Text provided -
Fig. 7 illustrates the use of the applicator tool 42 for making a repair to the leading edge 22 of the wind turbine blade 20 in greater detail. To effectuate maintenance and repair of damage 26 on the leading edge 22 of the wind turbine blade 20, the applicator tool 42 may be positioned on the blade 20 with the frame 70 spaced from, and angled relative to, the leading edge 22 as shown and described above. The support arms 90 may press the extrusion plate 78 against the outer surfaces 34 of the blade 20 to form the desired gap 112 between the leading edge 22 and the inner surface 102 of the extrusion plate 78. When so positioned, the central axis A1 of the extrusion plate 78 may be configured to be aligned with the leading edge 22 of the blade 20. The drive cylinder 140 applies a driving force to the drive shafts 116, 118 to maintain an engagement of the first and second chamfer arms 80, 82 with the extrusion plate 78, as described above. The coating material may then be directed to the nozzle outlet 86 for deposit in the funnel-shaped gap 112 between the surface 34 of the blade 20 and the extrusion plate 78.

As the coating material fills the gap 112, the applicator tool 42 may be moved along the leading edge 22 of the blade 20 as demonstrated by arrow A in Fig. 7. As the applicator tool 42 moves, the coating material 30 is forced into the gap 112 toward the front edge 94 of the extrusion plate 78 and is essentially extruded from opening 114 at the front edge 94 of the extrusion plate 78. In this regard, the height of the coating material, or thickness, is dictated by the height profile of the opening 114. As the robotic maintenance device 40 moves along the leading edge of the wind turbine blade 20, the drive cylinder 140 continues to apply a driving force on the first and second chamfer arms 80, 82 to maintain their engagement with the extrusion plate 78. As described above, the engagement between the distal ends 124, 126 of the first and second chamfer arms 80, 82 at specific engagement locations on opposing sides of the leading edge 22 of the blade 20 form the first and second chamfer lines 36, 38. The coating 30 applied to the wind turbine blade 20 extends between the first and second chamfer lines 36, 38 to cover and fill in the erosion damage 26, as shown in Fig. 3. In this regard, the first and second chamfer lines 36, 38 are where the coating 30 terminates along the opposing sides of the wind turbine blade 20. Thus, after the coating material 30 is applied to the outer surface 34 of the wind turbine blade 20, the coating material 30 forms a smooth and continuous coating 30 having a profile dictated by the height profile of the extrusion plate 78 and terminates along the first and second chamfer lines 36, 38 as dictated by the chamfer arms 80, 82. It should be understood that after the coating 30 has dried or cured, the applicator tool 42 may be used to make additional passes over the damage 26 on the leading edge 22 of the blade 20. In this way, the final coating 30 may be comprised of a plurality of layers, with each layer applied using the applicator tool 42 as described above.

Given request a -
Reproduce every line of the layout entries verbatim, from the first line to the last.
The text and the entries come from unrelated sources.

Layout records
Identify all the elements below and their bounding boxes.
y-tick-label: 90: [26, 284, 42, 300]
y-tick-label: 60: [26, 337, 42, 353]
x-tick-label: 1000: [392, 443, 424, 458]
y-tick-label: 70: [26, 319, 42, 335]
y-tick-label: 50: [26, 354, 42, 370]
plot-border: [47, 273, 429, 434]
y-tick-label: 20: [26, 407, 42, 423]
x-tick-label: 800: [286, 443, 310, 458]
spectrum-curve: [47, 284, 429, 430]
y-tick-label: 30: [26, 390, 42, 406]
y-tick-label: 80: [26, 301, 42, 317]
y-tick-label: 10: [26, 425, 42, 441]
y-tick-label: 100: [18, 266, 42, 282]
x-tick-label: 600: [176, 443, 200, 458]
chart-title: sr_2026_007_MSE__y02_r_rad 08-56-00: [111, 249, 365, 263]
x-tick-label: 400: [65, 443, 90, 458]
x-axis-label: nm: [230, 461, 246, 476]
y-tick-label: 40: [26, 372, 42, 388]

Given request b -
Answer these questions using the blade repair text:
(i) What presses the extrusion plate against the outer surfaces of the blade?
(ii) What dictates the height, or thickness, of the coating material?
(iii) Where does the coating terminate along the opposing sides of the blade?

Full response a -
Identify all the elements below and their bounding boxes.
y-tick-label: 90: [26, 284, 42, 300]
y-tick-label: 60: [26, 337, 42, 353]
x-tick-label: 1000: [392, 443, 424, 458]
y-tick-label: 70: [26, 319, 42, 335]
y-tick-label: 50: [26, 354, 42, 370]
plot-border: [47, 273, 429, 434]
y-tick-label: 20: [26, 407, 42, 423]
x-tick-label: 800: [286, 443, 310, 458]
spectrum-curve: [47, 284, 429, 430]
y-tick-label: 30: [26, 390, 42, 406]
y-tick-label: 80: [26, 301, 42, 317]
y-tick-label: 10: [26, 425, 42, 441]
y-tick-label: 100: [18, 266, 42, 282]
x-tick-label: 600: [176, 443, 200, 458]
chart-title: sr_2026_007_MSE__y02_r_rad 08-56-00: [111, 249, 365, 263]
x-tick-label: 400: [65, 443, 90, 458]
x-axis-label: nm: [230, 461, 246, 476]
y-tick-label: 40: [26, 372, 42, 388]

Full response b -
(i) The support arms 90 press it.
(ii) The height profile of the opening 114 dictates it.
(iii) It terminates at the first and second chamfer lines 36, 38.